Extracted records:

· · · ·

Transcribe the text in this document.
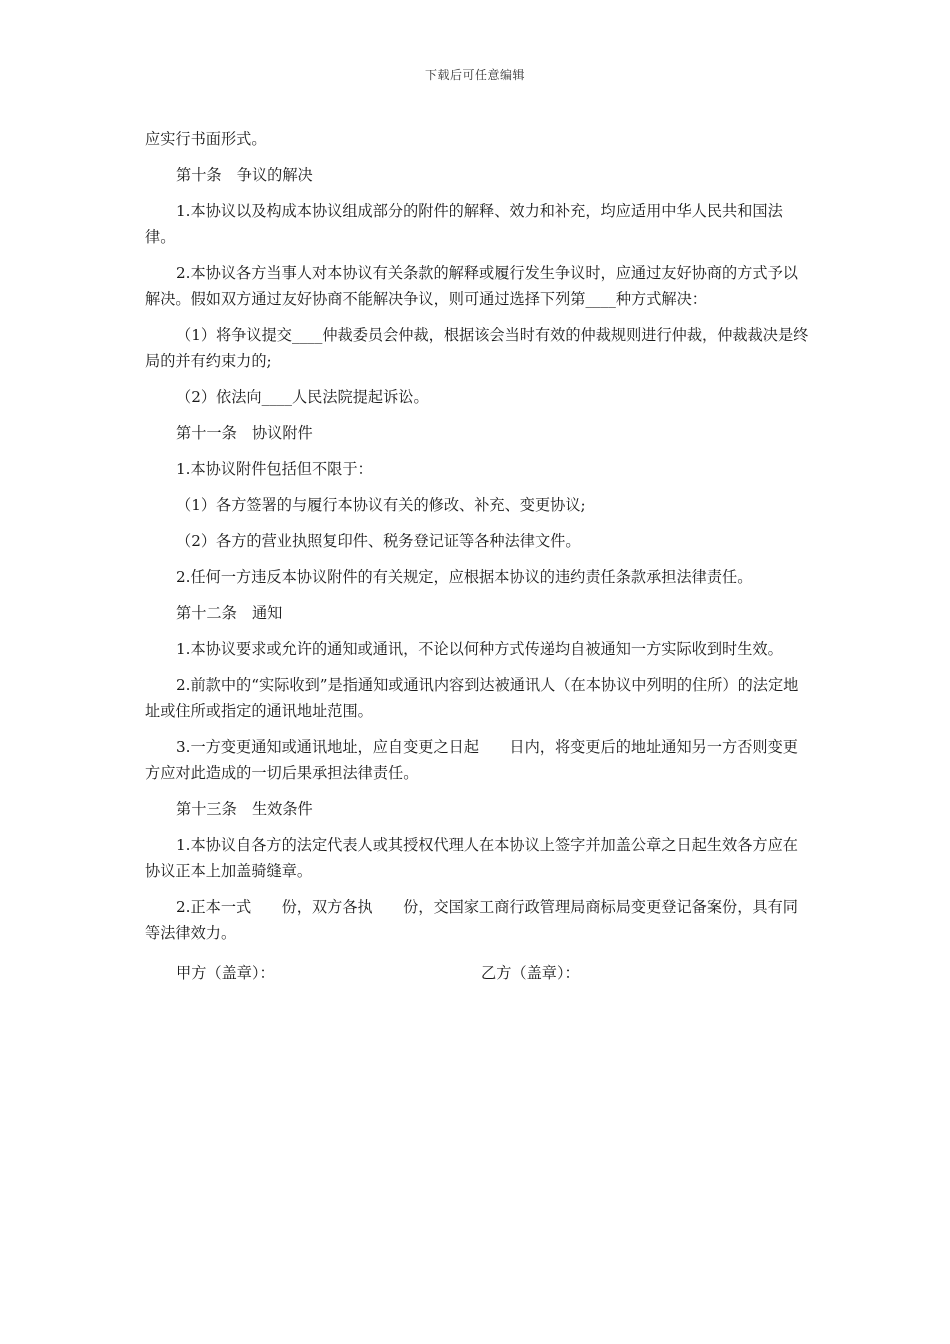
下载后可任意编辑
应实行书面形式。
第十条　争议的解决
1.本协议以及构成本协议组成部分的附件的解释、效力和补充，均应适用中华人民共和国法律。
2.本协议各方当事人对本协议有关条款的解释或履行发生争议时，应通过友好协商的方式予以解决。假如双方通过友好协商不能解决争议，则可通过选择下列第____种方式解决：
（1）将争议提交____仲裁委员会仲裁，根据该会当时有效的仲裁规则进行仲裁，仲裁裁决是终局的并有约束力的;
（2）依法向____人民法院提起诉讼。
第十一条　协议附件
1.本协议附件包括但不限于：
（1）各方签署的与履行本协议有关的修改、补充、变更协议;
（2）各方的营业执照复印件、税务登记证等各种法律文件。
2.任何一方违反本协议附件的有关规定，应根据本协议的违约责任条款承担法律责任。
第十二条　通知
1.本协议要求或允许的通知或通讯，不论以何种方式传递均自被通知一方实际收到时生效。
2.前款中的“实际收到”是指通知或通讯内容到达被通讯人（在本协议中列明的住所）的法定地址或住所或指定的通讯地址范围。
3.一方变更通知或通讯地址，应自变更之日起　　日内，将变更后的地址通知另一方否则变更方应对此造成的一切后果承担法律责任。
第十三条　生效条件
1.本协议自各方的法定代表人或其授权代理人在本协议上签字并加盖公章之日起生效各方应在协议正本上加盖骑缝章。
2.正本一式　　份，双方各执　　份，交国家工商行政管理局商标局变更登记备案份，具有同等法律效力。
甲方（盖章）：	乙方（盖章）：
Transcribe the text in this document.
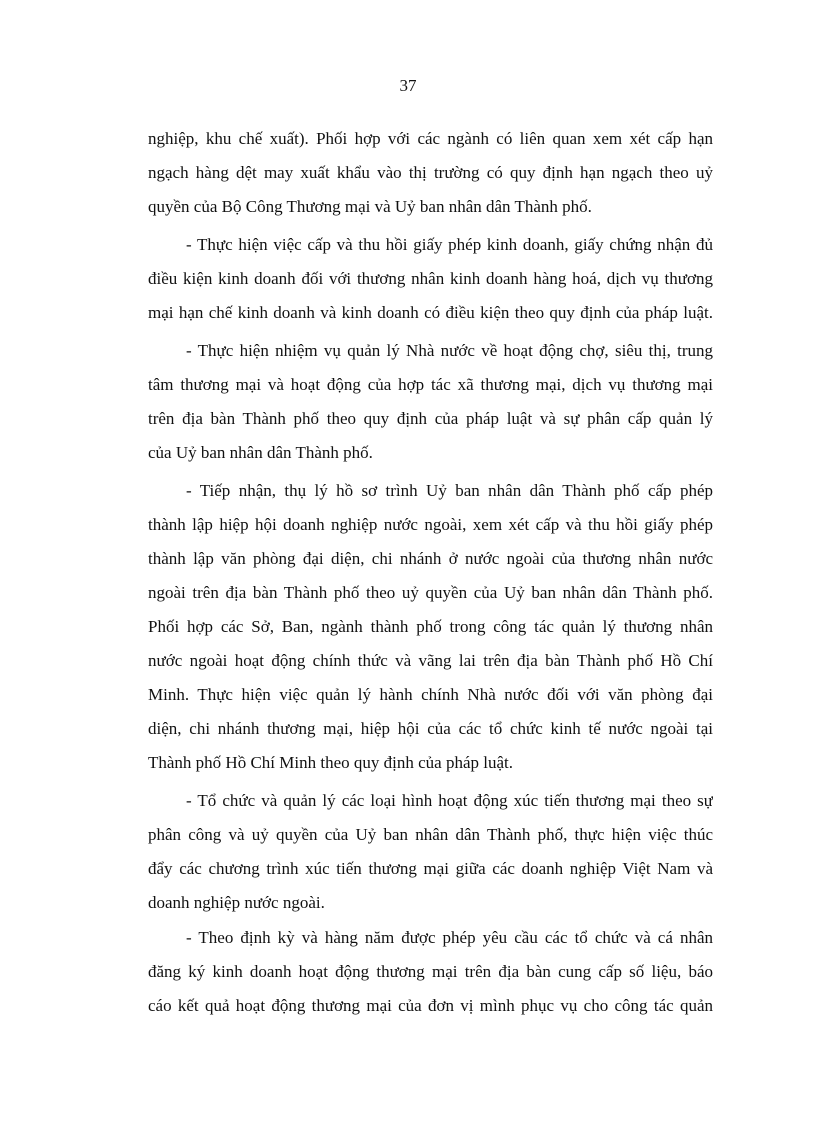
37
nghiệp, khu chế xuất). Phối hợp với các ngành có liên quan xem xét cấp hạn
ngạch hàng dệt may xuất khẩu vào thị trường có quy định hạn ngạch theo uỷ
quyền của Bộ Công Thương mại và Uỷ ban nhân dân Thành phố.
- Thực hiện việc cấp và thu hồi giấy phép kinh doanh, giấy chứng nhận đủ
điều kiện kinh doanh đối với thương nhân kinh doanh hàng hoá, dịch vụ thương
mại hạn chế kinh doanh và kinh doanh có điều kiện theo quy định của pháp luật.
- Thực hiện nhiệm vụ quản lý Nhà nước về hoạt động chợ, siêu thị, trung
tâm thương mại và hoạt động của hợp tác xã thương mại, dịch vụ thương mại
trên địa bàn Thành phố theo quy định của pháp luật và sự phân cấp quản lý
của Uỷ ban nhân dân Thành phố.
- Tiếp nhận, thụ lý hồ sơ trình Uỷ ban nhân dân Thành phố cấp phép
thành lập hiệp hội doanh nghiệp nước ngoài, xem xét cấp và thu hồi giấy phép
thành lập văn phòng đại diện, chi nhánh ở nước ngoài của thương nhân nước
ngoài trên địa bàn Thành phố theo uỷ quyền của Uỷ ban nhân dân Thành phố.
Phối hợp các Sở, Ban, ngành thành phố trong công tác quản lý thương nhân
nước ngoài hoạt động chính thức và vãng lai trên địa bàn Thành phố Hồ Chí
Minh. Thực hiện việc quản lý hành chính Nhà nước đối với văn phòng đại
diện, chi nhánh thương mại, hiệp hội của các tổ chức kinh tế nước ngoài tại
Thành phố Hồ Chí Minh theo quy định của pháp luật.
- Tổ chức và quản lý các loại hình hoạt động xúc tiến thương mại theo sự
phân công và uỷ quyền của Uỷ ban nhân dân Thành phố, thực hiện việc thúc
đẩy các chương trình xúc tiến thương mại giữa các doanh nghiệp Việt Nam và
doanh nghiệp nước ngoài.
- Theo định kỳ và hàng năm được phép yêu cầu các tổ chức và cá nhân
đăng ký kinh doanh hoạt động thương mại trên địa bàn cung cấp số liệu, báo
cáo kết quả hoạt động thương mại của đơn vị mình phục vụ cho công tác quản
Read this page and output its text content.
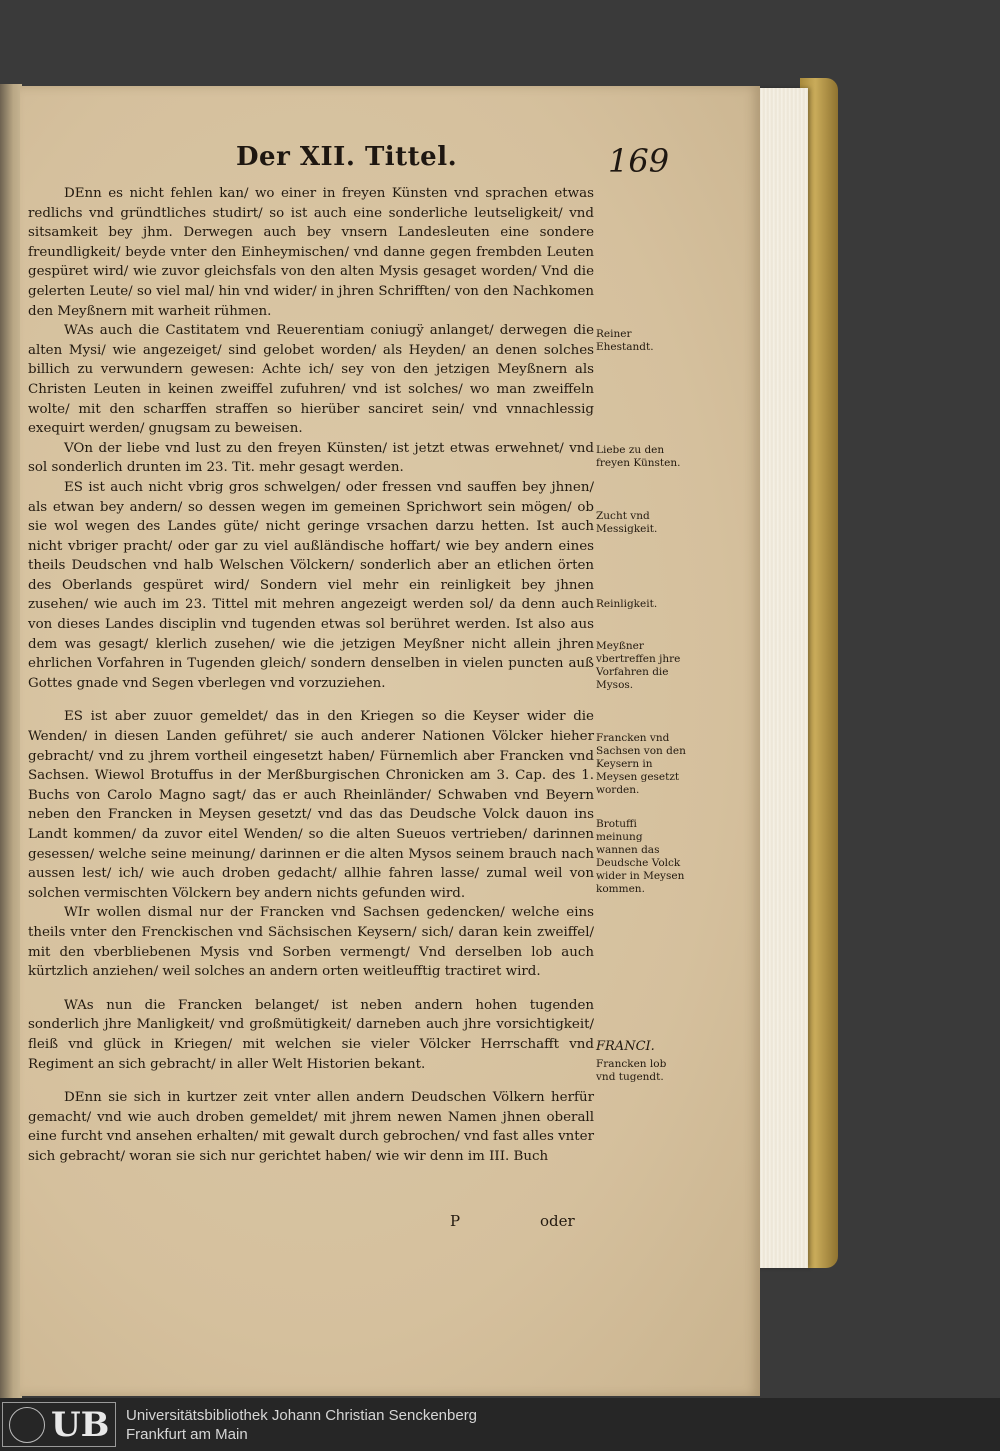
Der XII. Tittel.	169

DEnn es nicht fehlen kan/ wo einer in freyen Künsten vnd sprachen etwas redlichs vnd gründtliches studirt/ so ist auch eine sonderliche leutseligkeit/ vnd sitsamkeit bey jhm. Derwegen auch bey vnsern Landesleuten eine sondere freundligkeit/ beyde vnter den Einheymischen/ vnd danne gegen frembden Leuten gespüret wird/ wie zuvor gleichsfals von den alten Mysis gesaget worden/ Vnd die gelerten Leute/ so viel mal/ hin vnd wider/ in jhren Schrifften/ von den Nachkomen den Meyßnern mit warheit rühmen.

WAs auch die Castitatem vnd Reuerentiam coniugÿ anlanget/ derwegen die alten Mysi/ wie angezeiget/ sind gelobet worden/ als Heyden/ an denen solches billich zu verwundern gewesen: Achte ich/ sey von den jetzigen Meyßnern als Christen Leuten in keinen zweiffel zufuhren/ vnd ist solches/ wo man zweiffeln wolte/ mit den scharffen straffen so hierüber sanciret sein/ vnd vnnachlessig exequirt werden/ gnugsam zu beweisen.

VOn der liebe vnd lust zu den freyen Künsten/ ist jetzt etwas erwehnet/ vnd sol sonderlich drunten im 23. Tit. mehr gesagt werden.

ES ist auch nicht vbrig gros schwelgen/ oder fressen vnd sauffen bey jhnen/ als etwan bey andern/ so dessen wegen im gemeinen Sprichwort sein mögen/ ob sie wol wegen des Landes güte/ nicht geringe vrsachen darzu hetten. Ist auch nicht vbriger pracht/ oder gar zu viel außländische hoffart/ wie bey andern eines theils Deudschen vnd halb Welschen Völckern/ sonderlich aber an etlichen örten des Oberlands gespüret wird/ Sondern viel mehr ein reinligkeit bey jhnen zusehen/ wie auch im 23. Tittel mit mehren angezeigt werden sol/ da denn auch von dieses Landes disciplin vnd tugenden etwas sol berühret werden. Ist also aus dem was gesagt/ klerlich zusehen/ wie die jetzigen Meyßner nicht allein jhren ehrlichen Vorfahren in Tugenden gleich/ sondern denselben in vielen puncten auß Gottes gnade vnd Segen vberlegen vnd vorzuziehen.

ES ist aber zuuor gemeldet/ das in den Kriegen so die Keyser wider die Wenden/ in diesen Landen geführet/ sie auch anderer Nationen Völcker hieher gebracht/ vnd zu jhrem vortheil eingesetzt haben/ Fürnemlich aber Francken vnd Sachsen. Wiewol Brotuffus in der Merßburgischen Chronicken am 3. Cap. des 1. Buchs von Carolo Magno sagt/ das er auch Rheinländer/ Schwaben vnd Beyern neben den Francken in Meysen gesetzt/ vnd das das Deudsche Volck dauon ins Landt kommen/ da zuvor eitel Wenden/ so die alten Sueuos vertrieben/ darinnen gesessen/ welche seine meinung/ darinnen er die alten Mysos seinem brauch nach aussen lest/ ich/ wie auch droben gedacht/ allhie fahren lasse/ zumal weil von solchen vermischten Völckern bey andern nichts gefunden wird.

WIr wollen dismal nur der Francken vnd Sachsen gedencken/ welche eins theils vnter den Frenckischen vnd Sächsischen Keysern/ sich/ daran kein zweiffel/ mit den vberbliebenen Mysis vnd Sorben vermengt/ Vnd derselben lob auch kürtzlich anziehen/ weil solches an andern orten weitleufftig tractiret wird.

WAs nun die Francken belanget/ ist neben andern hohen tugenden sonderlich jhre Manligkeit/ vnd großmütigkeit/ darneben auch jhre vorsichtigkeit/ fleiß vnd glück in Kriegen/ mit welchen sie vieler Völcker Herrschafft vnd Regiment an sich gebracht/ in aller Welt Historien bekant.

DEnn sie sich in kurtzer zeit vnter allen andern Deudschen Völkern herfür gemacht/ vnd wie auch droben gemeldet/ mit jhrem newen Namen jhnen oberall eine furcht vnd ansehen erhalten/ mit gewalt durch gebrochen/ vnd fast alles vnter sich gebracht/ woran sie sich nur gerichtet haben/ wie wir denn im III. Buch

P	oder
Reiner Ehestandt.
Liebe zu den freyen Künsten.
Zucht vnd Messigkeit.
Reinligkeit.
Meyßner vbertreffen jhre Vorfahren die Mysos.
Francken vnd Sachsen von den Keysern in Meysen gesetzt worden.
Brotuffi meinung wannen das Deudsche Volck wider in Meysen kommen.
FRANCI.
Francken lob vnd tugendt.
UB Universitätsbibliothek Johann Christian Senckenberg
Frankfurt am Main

· · · ·

Short exercise - Filter the records above for lines containing the word "giấy", and copy those lines.

The completed task -
- Thực hiện việc cấp và thu hồi giấy phép kinh doanh, giấy chứng nhận đủ
thành lập hiệp hội doanh nghiệp nước ngoài, xem xét cấp và thu hồi giấy phép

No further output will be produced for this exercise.